▸ Written request: Report each line of the data that includes the word "true".

▸ Provided material:
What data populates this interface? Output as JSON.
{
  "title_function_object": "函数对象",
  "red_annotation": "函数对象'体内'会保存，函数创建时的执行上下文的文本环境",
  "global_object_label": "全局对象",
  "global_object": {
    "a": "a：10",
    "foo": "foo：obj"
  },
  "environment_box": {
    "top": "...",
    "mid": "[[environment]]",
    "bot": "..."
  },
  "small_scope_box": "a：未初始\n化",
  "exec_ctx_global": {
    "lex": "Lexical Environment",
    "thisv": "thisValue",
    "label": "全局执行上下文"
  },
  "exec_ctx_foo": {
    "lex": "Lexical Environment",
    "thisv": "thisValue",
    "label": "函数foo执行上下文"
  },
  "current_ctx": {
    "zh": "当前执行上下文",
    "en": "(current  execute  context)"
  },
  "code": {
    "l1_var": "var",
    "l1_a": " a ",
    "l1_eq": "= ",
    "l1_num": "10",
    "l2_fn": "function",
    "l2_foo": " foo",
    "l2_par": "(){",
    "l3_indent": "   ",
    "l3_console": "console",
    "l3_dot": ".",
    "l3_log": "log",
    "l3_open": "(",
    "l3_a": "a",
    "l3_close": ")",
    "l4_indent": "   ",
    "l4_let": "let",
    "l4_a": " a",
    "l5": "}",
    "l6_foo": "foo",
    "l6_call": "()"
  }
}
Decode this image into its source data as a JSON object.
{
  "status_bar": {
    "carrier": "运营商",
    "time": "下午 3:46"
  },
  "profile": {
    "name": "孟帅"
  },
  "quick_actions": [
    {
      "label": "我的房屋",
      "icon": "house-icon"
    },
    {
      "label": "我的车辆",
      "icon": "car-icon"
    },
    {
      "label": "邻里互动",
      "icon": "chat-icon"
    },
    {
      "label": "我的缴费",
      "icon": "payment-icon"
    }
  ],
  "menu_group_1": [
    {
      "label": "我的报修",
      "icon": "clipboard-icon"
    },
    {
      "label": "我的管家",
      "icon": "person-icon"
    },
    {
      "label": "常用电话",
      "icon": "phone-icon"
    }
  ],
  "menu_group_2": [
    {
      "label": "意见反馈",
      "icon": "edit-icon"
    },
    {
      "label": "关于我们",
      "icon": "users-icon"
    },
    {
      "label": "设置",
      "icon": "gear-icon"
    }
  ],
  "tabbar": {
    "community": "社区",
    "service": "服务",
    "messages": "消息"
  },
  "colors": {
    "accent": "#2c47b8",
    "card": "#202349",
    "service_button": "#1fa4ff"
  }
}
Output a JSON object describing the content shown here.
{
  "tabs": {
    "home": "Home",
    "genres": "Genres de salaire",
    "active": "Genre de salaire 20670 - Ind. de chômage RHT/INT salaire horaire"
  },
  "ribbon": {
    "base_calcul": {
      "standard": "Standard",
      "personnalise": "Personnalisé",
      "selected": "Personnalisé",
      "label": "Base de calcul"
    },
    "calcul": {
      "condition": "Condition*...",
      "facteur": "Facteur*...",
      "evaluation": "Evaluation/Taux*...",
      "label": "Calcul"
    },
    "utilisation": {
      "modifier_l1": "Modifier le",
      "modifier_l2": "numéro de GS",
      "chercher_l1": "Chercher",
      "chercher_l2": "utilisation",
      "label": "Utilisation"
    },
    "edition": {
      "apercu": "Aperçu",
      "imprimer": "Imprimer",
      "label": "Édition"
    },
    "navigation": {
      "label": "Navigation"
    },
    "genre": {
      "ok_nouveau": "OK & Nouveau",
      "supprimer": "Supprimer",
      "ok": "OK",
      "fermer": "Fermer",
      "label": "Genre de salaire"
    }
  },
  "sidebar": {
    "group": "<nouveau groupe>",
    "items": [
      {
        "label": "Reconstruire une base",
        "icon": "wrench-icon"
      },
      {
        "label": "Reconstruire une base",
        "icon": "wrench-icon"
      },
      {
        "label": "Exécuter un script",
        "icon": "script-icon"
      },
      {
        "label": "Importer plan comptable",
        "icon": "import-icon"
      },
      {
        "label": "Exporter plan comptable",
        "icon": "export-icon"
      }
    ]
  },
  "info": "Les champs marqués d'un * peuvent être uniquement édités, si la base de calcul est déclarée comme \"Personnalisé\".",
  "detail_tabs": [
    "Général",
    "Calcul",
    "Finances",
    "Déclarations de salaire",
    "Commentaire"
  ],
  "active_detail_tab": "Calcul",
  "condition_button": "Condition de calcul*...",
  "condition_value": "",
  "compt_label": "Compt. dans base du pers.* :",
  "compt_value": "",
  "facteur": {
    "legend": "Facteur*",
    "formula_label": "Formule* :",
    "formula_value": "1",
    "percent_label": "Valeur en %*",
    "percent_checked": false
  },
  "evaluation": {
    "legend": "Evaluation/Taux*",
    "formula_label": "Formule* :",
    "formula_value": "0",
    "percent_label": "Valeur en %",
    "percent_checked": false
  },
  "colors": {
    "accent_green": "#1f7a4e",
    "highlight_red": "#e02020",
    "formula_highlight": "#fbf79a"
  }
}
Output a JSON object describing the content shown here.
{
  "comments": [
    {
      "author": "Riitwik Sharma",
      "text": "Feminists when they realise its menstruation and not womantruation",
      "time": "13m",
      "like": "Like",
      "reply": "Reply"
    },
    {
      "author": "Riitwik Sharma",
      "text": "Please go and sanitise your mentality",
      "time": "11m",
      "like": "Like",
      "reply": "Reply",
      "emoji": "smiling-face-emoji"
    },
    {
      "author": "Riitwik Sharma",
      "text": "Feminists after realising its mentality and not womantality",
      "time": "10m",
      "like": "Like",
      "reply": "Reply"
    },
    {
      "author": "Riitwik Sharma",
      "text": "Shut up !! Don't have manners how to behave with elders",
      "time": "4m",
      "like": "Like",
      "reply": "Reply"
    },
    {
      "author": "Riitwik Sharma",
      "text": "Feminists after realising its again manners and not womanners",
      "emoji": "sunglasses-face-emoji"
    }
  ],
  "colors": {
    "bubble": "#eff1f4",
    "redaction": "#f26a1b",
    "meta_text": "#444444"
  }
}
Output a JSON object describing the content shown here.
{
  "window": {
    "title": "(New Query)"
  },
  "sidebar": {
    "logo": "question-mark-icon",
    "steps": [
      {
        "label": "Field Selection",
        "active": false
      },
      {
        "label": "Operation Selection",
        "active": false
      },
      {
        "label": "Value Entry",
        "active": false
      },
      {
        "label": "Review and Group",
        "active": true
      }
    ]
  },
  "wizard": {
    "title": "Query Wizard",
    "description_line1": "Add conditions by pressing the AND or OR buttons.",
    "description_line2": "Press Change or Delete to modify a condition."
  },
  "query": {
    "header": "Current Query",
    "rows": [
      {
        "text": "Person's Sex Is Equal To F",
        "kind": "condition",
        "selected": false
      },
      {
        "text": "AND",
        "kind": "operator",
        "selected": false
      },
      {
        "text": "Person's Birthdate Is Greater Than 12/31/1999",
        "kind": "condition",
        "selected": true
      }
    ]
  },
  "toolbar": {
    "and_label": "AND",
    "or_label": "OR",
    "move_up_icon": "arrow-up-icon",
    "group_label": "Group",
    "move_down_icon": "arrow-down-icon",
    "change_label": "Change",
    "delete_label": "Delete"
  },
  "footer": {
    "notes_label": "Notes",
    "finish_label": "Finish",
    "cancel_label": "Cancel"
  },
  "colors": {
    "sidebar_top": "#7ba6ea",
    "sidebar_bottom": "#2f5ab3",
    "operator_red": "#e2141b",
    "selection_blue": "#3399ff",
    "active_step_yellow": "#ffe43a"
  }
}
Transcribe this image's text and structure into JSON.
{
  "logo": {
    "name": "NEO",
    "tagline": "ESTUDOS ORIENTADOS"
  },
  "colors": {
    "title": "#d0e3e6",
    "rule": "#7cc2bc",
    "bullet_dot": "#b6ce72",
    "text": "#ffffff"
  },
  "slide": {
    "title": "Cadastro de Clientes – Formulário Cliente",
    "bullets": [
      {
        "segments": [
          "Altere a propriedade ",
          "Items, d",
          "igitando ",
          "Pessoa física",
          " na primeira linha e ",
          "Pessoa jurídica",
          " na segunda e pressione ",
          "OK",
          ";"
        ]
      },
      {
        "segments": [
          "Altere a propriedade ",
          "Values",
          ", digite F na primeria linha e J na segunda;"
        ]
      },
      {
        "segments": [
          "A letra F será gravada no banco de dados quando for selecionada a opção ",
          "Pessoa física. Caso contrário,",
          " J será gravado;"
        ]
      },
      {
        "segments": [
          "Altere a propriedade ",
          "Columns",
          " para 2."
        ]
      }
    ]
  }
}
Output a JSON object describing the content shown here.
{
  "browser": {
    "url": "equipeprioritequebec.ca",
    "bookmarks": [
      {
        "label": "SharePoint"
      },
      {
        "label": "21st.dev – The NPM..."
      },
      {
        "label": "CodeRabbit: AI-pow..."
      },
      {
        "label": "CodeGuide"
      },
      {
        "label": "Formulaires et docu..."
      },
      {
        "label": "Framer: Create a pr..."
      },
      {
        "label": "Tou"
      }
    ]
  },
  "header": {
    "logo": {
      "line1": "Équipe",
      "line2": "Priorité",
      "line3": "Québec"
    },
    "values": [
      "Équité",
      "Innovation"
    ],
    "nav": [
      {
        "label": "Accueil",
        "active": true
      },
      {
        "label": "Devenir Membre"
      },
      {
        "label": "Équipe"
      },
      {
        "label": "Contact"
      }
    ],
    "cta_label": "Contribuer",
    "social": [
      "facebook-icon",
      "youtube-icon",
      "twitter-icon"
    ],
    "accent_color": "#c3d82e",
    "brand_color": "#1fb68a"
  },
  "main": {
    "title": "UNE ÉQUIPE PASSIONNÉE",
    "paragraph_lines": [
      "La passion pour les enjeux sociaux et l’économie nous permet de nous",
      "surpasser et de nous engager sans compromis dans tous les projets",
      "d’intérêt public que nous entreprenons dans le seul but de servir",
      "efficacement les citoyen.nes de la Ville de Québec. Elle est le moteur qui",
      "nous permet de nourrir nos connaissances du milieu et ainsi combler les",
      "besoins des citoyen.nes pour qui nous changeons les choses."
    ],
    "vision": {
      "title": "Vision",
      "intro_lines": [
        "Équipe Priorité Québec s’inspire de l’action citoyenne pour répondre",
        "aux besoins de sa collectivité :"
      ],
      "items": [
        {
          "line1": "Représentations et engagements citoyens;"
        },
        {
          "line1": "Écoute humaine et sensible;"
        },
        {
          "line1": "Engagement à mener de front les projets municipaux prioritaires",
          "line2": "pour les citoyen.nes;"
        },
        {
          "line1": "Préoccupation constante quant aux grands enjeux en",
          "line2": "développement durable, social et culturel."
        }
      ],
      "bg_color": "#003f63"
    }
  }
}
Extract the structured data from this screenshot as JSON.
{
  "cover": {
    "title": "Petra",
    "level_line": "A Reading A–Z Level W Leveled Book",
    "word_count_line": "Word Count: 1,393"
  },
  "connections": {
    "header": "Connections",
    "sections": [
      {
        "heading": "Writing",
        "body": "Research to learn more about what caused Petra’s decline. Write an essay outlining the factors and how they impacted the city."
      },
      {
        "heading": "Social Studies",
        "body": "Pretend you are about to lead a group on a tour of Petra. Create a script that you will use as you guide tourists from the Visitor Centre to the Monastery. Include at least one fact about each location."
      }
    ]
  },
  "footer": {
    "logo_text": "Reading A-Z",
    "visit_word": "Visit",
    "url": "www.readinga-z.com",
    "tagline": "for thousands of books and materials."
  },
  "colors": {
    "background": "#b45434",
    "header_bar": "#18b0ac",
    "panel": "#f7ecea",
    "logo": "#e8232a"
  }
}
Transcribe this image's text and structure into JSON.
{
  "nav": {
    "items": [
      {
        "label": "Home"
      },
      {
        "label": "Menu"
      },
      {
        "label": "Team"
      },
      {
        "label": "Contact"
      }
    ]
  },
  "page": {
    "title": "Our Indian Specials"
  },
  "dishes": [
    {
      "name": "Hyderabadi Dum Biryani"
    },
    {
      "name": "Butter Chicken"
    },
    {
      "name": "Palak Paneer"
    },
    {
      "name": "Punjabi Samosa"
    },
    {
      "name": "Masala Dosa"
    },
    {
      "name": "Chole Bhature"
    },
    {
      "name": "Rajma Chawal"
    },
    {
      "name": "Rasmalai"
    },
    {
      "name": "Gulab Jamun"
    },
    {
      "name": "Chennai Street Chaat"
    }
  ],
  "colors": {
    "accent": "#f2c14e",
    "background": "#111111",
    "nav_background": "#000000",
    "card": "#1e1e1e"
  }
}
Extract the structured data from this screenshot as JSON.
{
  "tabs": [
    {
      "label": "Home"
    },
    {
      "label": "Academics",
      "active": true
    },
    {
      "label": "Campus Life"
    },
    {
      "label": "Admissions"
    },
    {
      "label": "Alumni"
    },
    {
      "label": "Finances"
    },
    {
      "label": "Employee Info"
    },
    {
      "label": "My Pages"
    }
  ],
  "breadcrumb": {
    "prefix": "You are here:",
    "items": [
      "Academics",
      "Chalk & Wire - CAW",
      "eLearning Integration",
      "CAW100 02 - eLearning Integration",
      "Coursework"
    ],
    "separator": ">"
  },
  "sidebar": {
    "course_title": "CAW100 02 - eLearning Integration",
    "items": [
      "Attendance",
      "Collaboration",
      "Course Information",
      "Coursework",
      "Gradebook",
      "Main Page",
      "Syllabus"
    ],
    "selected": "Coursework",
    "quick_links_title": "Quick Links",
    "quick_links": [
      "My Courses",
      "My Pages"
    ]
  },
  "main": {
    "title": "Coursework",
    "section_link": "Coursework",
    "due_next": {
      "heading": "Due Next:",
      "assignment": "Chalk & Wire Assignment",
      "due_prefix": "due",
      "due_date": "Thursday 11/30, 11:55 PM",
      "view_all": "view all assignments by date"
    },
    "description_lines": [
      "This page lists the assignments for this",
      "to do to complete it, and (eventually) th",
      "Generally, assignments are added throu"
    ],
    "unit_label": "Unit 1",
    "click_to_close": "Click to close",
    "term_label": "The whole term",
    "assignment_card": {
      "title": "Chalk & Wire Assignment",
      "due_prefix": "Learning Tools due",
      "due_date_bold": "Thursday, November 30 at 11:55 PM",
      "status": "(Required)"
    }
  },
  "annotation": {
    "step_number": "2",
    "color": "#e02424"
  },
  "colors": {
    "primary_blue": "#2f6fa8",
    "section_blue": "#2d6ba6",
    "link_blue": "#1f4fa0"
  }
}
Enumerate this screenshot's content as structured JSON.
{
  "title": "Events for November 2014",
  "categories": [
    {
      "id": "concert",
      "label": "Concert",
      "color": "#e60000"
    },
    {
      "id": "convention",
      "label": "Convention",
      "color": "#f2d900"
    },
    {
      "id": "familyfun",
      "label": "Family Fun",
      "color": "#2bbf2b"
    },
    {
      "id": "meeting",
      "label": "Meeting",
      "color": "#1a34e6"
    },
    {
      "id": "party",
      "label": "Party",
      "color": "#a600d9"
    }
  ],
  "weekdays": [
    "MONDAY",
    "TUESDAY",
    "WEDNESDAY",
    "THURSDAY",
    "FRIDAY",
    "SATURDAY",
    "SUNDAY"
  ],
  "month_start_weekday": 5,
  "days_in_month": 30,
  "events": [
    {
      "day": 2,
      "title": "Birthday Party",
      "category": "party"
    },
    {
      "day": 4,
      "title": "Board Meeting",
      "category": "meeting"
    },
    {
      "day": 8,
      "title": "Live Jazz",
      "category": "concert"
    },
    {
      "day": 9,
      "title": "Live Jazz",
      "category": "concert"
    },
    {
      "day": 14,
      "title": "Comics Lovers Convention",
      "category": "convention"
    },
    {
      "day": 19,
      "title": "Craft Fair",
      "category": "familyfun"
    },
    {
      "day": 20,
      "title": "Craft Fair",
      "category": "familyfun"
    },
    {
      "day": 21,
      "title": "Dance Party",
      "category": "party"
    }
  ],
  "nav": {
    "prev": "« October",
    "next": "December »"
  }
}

▸ The result:
        "active": true
        "selected": true
        "active": true
      "active": true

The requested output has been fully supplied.